■ Short problem: Pictures do not belong in your copy. Repeat all the other data exactly.

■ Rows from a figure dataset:
━━━━

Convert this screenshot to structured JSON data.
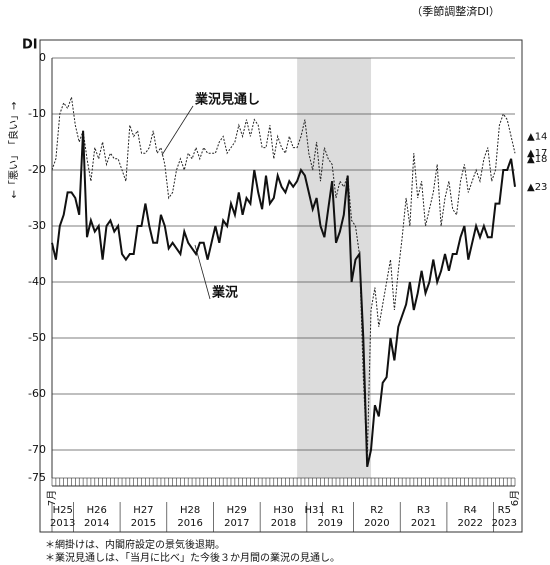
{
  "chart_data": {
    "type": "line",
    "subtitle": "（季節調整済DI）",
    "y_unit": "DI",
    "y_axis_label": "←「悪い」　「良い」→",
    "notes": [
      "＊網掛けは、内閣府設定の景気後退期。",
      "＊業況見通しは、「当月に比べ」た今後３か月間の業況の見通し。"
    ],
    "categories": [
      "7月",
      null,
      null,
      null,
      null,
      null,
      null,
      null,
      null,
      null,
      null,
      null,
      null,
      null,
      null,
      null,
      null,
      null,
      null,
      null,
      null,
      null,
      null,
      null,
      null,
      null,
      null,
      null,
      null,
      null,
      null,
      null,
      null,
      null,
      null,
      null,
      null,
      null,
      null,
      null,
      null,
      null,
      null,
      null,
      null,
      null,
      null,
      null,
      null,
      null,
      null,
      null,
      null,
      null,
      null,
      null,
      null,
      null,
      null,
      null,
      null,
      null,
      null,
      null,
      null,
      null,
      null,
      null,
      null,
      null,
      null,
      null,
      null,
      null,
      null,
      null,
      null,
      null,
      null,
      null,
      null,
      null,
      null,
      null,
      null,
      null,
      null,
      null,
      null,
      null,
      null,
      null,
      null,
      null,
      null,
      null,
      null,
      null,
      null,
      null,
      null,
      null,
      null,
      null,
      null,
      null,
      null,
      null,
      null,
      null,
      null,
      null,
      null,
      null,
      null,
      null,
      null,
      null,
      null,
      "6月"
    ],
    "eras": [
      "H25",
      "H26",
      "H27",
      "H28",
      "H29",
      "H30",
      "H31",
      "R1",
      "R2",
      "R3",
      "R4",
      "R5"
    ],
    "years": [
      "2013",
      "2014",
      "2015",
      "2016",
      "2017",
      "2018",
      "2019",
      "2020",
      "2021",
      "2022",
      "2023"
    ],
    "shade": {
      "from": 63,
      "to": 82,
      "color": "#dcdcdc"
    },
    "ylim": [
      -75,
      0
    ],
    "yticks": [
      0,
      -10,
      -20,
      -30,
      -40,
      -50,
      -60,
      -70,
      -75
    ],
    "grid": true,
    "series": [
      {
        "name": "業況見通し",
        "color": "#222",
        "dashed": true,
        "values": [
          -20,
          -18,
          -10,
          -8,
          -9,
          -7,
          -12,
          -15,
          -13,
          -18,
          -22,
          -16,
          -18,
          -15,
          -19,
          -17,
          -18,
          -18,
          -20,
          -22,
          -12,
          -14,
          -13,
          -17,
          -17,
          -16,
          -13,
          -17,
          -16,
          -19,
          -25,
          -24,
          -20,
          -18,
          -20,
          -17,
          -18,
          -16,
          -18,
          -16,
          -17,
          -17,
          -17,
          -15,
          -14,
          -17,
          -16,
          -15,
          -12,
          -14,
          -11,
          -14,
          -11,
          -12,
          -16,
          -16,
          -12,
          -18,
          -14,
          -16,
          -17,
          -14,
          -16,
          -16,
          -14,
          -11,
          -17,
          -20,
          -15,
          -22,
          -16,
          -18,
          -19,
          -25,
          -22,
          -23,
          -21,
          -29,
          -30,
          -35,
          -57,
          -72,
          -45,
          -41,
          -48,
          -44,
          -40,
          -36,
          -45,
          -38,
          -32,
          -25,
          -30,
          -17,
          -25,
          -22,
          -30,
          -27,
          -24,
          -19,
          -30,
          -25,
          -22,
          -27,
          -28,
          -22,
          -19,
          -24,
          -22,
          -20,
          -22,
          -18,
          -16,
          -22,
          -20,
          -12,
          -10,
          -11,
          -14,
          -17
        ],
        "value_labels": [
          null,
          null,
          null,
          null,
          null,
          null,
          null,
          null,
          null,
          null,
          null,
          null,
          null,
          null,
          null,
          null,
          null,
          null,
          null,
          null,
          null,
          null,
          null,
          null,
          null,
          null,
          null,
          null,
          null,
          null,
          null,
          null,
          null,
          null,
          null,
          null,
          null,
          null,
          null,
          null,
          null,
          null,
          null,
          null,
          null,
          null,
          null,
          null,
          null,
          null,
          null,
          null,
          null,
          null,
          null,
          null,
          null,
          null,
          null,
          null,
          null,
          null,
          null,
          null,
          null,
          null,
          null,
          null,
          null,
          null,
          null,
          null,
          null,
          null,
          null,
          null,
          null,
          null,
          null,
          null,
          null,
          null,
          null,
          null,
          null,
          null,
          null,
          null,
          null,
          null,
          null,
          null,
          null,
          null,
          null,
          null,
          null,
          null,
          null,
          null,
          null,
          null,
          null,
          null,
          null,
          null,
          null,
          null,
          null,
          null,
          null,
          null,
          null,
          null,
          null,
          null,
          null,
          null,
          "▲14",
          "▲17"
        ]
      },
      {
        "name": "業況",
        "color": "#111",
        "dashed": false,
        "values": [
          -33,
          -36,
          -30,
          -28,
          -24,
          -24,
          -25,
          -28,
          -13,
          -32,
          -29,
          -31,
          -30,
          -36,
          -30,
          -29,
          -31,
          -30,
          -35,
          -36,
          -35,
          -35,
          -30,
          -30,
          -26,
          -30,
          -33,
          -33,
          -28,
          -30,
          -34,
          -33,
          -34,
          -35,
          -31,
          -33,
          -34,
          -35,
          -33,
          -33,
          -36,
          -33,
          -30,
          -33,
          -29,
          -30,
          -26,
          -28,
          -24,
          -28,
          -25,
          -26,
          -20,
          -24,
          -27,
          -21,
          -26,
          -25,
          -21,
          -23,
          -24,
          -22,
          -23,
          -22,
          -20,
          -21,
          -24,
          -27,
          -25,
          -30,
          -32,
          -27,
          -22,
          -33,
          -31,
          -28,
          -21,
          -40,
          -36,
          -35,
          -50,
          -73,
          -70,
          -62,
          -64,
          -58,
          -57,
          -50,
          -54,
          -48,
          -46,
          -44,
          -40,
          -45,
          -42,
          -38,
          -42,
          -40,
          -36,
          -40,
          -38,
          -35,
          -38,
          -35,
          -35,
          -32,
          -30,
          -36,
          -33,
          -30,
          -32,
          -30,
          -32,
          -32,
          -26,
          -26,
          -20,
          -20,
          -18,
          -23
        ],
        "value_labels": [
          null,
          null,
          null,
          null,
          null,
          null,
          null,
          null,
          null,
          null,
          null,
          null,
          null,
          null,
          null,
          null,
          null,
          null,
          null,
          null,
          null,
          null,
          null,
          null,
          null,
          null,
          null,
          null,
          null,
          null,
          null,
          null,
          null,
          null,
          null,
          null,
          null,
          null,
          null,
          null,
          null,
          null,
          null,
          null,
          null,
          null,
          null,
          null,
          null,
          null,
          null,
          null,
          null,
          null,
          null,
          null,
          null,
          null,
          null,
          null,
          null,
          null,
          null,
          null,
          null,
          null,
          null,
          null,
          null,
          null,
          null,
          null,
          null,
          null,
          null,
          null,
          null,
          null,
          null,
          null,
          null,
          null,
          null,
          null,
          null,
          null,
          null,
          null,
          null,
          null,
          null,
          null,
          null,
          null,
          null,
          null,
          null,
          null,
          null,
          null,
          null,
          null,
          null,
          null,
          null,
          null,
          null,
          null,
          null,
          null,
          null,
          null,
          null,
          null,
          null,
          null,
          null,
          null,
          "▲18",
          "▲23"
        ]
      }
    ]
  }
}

━━━━

■ Exercise output:
Convert this screenshot to structured JSON data.
{
  "chart_data": {
    "type": "line",
    "subtitle": "（季節調整済DI）",
    "y_unit": "DI",
    "y_axis_label": "←「悪い」　「良い」→",
    "notes": [
      "＊網掛けは、内閣府設定の景気後退期。",
      "＊業況見通しは、「当月に比べ」た今後３か月間の業況の見通し。"
    ],
    "categories": [
      "7月",
      null,
      null,
      null,
      null,
      null,
      null,
      null,
      null,
      null,
      null,
      null,
      null,
      null,
      null,
      null,
      null,
      null,
      null,
      null,
      null,
      null,
      null,
      null,
      null,
      null,
      null,
      null,
      null,
      null,
      null,
      null,
      null,
      null,
      null,
      null,
      null,
      null,
      null,
      null,
      null,
      null,
      null,
      null,
      null,
      null,
      null,
      null,
      null,
      null,
      null,
      null,
      null,
      null,
      null,
      null,
      null,
      null,
      null,
      null,
      null,
      null,
      null,
      null,
      null,
      null,
      null,
      null,
      null,
      null,
      null,
      null,
      null,
      null,
      null,
      null,
      null,
      null,
      null,
      null,
      null,
      null,
      null,
      null,
      null,
      null,
      null,
      null,
      null,
      null,
      null,
      null,
      null,
      null,
      null,
      null,
      null,
      null,
      null,
      null,
      null,
      null,
      null,
      null,
      null,
      null,
      null,
      null,
      null,
      null,
      null,
      null,
      null,
      null,
      null,
      null,
      null,
      null,
      null,
      "6月"
    ],
    "eras": [
      "H25",
      "H26",
      "H27",
      "H28",
      "H29",
      "H30",
      "H31",
      "R1",
      "R2",
      "R3",
      "R4",
      "R5"
    ],
    "years": [
      "2013",
      "2014",
      "2015",
      "2016",
      "2017",
      "2018",
      "2019",
      "2020",
      "2021",
      "2022",
      "2023"
    ],
    "shade": {
      "from": 63,
      "to": 82,
      "color": "#dcdcdc"
    },
    "ylim": [
      -75,
      0
    ],
    "yticks": [
      0,
      -10,
      -20,
      -30,
      -40,
      -50,
      -60,
      -70,
      -75
    ],
    "grid": true,
    "series": [
      {
        "name": "業況見通し",
        "color": "#222",
        "dashed": true,
        "values": [
          -20,
          -18,
          -10,
          -8,
          -9,
          -7,
          -12,
          -15,
          -13,
          -18,
          -22,
          -16,
          -18,
          -15,
          -19,
          -17,
          -18,
          -18,
          -20,
          -22,
          -12,
          -14,
          -13,
          -17,
          -17,
          -16,
          -13,
          -17,
          -16,
          -19,
          -25,
          -24,
          -20,
          -18,
          -20,
          -17,
          -18,
          -16,
          -18,
          -16,
          -17,
          -17,
          -17,
          -15,
          -14,
          -17,
          -16,
          -15,
          -12,
          -14,
          -11,
          -14,
          -11,
          -12,
          -16,
          -16,
          -12,
          -18,
          -14,
          -16,
          -17,
          -14,
          -16,
          -16,
          -14,
          -11,
          -17,
          -20,
          -15,
          -22,
          -16,
          -18,
          -19,
          -25,
          -22,
          -23,
          -21,
          -29,
          -30,
          -35,
          -57,
          -72,
          -45,
          -41,
          -48,
          -44,
          -40,
          -36,
          -45,
          -38,
          -32,
          -25,
          -30,
          -17,
          -25,
          -22,
          -30,
          -27,
          -24,
          -19,
          -30,
          -25,
          -22,
          -27,
          -28,
          -22,
          -19,
          -24,
          -22,
          -20,
          -22,
          -18,
          -16,
          -22,
          -20,
          -12,
          -10,
          -11,
          -14,
          -17
        ],
        "value_labels": [
          null,
          null,
          null,
          null,
          null,
          null,
          null,
          null,
          null,
          null,
          null,
          null,
          null,
          null,
          null,
          null,
          null,
          null,
          null,
          null,
          null,
          null,
          null,
          null,
          null,
          null,
          null,
          null,
          null,
          null,
          null,
          null,
          null,
          null,
          null,
          null,
          null,
          null,
          null,
          null,
          null,
          null,
          null,
          null,
          null,
          null,
          null,
          null,
          null,
          null,
          null,
          null,
          null,
          null,
          null,
          null,
          null,
          null,
          null,
          null,
          null,
          null,
          null,
          null,
          null,
          null,
          null,
          null,
          null,
          null,
          null,
          null,
          null,
          null,
          null,
          null,
          null,
          null,
          null,
          null,
          null,
          null,
          null,
          null,
          null,
          null,
          null,
          null,
          null,
          null,
          null,
          null,
          null,
          null,
          null,
          null,
          null,
          null,
          null,
          null,
          null,
          null,
          null,
          null,
          null,
          null,
          null,
          null,
          null,
          null,
          null,
          null,
          null,
          null,
          null,
          null,
          null,
          null,
          "▲14",
          "▲17"
        ]
      },
      {
        "name": "業況",
        "color": "#111",
        "dashed": false,
        "values": [
          -33,
          -36,
          -30,
          -28,
          -24,
          -24,
          -25,
          -28,
          -13,
          -32,
          -29,
          -31,
          -30,
          -36,
          -30,
          -29,
          -31,
          -30,
          -35,
          -36,
          -35,
          -35,
          -30,
          -30,
          -26,
          -30,
          -33,
          -33,
          -28,
          -30,
          -34,
          -33,
          -34,
          -35,
          -31,
          -33,
          -34,
          -35,
          -33,
          -33,
          -36,
          -33,
          -30,
          -33,
          -29,
          -30,
          -26,
          -28,
          -24,
          -28,
          -25,
          -26,
          -20,
          -24,
          -27,
          -21,
          -26,
          -25,
          -21,
          -23,
          -24,
          -22,
          -23,
          -22,
          -20,
          -21,
          -24,
          -27,
          -25,
          -30,
          -32,
          -27,
          -22,
          -33,
          -31,
          -28,
          -21,
          -40,
          -36,
          -35,
          -50,
          -73,
          -70,
          -62,
          -64,
          -58,
          -57,
          -50,
          -54,
          -48,
          -46,
          -44,
          -40,
          -45,
          -42,
          -38,
          -42,
          -40,
          -36,
          -40,
          -38,
          -35,
          -38,
          -35,
          -35,
          -32,
          -30,
          -36,
          -33,
          -30,
          -32,
          -30,
          -32,
          -32,
          -26,
          -26,
          -20,
          -20,
          -18,
          -23
        ],
        "value_labels": [
          null,
          null,
          null,
          null,
          null,
          null,
          null,
          null,
          null,
          null,
          null,
          null,
          null,
          null,
          null,
          null,
          null,
          null,
          null,
          null,
          null,
          null,
          null,
          null,
          null,
          null,
          null,
          null,
          null,
          null,
          null,
          null,
          null,
          null,
          null,
          null,
          null,
          null,
          null,
          null,
          null,
          null,
          null,
          null,
          null,
          null,
          null,
          null,
          null,
          null,
          null,
          null,
          null,
          null,
          null,
          null,
          null,
          null,
          null,
          null,
          null,
          null,
          null,
          null,
          null,
          null,
          null,
          null,
          null,
          null,
          null,
          null,
          null,
          null,
          null,
          null,
          null,
          null,
          null,
          null,
          null,
          null,
          null,
          null,
          null,
          null,
          null,
          null,
          null,
          null,
          null,
          null,
          null,
          null,
          null,
          null,
          null,
          null,
          null,
          null,
          null,
          null,
          null,
          null,
          null,
          null,
          null,
          null,
          null,
          null,
          null,
          null,
          null,
          null,
          null,
          null,
          null,
          null,
          "▲18",
          "▲23"
        ]
      }
    ]
  }
}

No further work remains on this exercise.